### ROWS
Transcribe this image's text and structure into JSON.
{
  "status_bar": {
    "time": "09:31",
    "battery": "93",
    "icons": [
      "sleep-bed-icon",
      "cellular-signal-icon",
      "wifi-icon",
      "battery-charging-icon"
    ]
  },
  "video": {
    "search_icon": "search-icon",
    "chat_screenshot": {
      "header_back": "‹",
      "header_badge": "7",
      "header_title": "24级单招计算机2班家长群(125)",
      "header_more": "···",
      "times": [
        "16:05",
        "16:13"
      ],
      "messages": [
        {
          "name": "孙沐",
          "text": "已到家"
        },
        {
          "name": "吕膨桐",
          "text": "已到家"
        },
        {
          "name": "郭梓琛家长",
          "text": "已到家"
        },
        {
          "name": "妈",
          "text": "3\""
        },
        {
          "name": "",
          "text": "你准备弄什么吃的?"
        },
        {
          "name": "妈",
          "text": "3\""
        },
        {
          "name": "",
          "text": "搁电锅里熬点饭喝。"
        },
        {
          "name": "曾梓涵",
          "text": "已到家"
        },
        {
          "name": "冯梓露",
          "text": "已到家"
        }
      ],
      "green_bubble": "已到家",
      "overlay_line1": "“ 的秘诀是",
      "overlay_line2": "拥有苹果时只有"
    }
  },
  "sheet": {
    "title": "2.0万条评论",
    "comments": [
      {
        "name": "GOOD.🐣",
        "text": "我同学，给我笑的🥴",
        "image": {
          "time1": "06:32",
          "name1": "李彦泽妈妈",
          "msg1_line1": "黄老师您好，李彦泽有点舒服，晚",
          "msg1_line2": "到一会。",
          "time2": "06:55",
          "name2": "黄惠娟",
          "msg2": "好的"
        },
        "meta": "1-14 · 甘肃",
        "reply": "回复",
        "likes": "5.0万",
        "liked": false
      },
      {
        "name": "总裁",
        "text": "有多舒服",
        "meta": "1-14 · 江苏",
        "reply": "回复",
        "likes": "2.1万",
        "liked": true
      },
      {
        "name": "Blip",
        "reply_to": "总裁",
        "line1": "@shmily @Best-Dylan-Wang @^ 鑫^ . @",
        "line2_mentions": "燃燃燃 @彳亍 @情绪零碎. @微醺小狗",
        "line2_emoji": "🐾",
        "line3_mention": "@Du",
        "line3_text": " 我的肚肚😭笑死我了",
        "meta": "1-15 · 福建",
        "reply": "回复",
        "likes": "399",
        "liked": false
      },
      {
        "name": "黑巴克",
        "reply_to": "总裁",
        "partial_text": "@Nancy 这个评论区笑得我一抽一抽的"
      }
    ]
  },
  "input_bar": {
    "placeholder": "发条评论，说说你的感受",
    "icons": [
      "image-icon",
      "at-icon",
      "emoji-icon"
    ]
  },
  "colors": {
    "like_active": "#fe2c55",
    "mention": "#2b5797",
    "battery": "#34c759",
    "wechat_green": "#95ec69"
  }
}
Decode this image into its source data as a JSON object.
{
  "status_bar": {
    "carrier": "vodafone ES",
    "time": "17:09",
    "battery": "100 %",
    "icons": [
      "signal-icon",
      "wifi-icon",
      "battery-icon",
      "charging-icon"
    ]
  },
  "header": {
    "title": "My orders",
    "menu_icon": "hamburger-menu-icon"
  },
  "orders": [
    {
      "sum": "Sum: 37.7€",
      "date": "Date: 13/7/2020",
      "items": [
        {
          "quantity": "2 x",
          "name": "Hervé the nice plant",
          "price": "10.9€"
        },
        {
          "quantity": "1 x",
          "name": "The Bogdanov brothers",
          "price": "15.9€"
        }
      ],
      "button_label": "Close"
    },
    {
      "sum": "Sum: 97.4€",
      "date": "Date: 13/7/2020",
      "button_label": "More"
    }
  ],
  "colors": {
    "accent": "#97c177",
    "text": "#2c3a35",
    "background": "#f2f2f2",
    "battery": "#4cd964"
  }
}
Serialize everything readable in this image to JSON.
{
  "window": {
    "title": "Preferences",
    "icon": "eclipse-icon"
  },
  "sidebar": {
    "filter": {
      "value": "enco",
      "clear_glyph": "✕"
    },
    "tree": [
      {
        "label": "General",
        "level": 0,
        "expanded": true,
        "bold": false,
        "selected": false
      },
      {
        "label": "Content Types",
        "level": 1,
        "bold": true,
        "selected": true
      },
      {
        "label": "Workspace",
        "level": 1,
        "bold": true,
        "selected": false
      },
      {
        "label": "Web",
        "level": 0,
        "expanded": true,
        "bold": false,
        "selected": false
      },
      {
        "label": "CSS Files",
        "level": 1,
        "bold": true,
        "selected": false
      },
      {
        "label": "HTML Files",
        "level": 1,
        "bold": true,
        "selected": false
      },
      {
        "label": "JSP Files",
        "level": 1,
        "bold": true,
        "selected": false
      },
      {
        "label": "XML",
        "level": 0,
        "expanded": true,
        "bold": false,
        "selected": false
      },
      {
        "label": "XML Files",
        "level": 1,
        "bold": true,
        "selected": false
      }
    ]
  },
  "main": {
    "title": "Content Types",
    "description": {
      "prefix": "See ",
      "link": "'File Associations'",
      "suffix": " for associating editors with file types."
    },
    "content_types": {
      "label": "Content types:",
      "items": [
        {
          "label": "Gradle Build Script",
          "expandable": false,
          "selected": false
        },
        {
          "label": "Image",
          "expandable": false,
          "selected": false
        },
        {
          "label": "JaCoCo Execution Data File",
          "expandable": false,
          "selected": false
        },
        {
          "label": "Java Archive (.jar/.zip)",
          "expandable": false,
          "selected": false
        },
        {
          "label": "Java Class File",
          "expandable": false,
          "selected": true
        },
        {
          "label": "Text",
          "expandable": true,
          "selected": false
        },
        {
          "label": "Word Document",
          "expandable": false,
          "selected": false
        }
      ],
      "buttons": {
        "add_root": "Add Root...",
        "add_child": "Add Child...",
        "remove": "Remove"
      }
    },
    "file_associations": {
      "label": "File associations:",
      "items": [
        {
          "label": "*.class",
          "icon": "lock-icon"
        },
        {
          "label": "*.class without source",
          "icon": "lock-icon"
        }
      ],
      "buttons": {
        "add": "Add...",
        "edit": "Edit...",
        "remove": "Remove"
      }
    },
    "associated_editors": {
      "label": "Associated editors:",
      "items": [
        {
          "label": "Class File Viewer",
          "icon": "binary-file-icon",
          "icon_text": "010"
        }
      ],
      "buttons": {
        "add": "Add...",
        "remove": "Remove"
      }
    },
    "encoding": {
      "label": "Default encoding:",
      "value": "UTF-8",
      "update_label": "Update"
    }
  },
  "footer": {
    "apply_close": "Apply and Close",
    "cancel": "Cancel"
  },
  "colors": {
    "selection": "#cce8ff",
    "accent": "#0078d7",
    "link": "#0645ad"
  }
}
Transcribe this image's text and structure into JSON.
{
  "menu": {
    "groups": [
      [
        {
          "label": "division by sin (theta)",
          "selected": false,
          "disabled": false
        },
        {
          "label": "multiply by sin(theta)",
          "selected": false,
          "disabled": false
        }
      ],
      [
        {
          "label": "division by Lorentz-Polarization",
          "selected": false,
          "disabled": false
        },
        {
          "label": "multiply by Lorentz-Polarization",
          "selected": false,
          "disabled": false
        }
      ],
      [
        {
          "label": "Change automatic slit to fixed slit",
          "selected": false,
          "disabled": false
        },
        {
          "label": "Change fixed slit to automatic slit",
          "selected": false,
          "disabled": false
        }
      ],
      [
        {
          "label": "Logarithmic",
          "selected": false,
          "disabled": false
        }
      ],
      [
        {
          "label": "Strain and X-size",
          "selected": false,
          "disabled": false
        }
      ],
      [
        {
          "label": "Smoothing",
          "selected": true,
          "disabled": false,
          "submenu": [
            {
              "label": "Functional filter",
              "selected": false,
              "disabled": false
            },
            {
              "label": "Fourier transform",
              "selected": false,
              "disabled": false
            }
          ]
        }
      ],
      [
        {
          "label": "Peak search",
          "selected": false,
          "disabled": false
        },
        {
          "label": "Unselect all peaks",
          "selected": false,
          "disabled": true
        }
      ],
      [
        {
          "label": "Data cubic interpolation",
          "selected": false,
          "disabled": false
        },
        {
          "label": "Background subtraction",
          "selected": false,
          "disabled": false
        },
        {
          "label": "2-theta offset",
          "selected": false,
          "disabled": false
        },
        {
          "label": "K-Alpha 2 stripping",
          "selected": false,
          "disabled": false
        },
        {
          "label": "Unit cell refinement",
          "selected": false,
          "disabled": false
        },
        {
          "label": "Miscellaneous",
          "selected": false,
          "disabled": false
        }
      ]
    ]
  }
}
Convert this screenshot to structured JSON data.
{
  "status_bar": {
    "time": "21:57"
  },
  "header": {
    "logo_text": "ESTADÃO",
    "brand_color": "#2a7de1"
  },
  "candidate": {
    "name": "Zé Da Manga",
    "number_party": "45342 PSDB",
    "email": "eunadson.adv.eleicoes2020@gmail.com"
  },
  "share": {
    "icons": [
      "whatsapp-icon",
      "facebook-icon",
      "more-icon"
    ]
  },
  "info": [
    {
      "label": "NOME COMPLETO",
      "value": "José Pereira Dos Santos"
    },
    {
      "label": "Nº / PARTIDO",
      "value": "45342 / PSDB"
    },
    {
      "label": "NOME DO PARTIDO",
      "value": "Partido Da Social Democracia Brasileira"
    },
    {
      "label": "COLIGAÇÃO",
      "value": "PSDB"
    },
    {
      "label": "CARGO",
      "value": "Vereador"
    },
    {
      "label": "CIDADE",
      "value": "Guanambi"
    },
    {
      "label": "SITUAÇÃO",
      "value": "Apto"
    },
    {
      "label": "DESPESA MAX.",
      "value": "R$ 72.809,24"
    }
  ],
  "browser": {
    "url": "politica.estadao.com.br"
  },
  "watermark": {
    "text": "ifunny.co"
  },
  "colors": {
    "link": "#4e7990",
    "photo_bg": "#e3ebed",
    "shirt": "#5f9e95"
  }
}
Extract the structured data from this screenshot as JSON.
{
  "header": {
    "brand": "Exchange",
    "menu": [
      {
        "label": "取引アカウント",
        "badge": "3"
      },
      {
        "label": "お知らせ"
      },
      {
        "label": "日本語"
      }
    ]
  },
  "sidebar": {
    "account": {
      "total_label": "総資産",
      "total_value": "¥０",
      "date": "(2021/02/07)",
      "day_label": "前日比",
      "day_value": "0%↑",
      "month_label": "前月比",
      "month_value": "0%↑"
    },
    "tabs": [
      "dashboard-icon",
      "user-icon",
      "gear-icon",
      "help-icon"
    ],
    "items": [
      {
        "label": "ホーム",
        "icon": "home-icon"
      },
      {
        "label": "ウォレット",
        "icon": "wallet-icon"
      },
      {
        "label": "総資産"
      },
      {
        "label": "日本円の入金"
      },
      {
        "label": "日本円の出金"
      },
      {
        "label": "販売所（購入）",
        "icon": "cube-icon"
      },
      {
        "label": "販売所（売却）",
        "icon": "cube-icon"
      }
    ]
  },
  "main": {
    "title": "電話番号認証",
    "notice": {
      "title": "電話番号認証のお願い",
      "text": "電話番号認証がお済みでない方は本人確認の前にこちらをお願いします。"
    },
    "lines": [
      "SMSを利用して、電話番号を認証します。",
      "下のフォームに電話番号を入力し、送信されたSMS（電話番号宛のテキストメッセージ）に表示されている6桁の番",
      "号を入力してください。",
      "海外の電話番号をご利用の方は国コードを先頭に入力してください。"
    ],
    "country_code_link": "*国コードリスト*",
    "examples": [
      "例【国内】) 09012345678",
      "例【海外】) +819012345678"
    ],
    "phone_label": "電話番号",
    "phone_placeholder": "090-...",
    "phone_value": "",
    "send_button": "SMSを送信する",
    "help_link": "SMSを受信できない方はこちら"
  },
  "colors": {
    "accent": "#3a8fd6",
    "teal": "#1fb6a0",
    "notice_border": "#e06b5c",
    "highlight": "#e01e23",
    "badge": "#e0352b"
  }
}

### PROBLEM TO WORK ON
Repeat exactly the lines above from the line that contains "Extract the structured" through the end. Include both of these ends; leave out everything else.

### SOLUTION
Extract the structured data from this screenshot as JSON.
{
  "header": {
    "brand": "Exchange",
    "menu": [
      {
        "label": "取引アカウント",
        "badge": "3"
      },
      {
        "label": "お知らせ"
      },
      {
        "label": "日本語"
      }
    ]
  },
  "sidebar": {
    "account": {
      "total_label": "総資産",
      "total_value": "¥０",
      "date": "(2021/02/07)",
      "day_label": "前日比",
      "day_value": "0%↑",
      "month_label": "前月比",
      "month_value": "0%↑"
    },
    "tabs": [
      "dashboard-icon",
      "user-icon",
      "gear-icon",
      "help-icon"
    ],
    "items": [
      {
        "label": "ホーム",
        "icon": "home-icon"
      },
      {
        "label": "ウォレット",
        "icon": "wallet-icon"
      },
      {
        "label": "総資産"
      },
      {
        "label": "日本円の入金"
      },
      {
        "label": "日本円の出金"
      },
      {
        "label": "販売所（購入）",
        "icon": "cube-icon"
      },
      {
        "label": "販売所（売却）",
        "icon": "cube-icon"
      }
    ]
  },
  "main": {
    "title": "電話番号認証",
    "notice": {
      "title": "電話番号認証のお願い",
      "text": "電話番号認証がお済みでない方は本人確認の前にこちらをお願いします。"
    },
    "lines": [
      "SMSを利用して、電話番号を認証します。",
      "下のフォームに電話番号を入力し、送信されたSMS（電話番号宛のテキストメッセージ）に表示されている6桁の番",
      "号を入力してください。",
      "海外の電話番号をご利用の方は国コードを先頭に入力してください。"
    ],
    "country_code_link": "*国コードリスト*",
    "examples": [
      "例【国内】) 09012345678",
      "例【海外】) +819012345678"
    ],
    "phone_label": "電話番号",
    "phone_placeholder": "090-...",
    "phone_value": "",
    "send_button": "SMSを送信する",
    "help_link": "SMSを受信できない方はこちら"
  },
  "colors": {
    "accent": "#3a8fd6",
    "teal": "#1fb6a0",
    "notice_border": "#e06b5c",
    "highlight": "#e01e23",
    "badge": "#e0352b"
  }
}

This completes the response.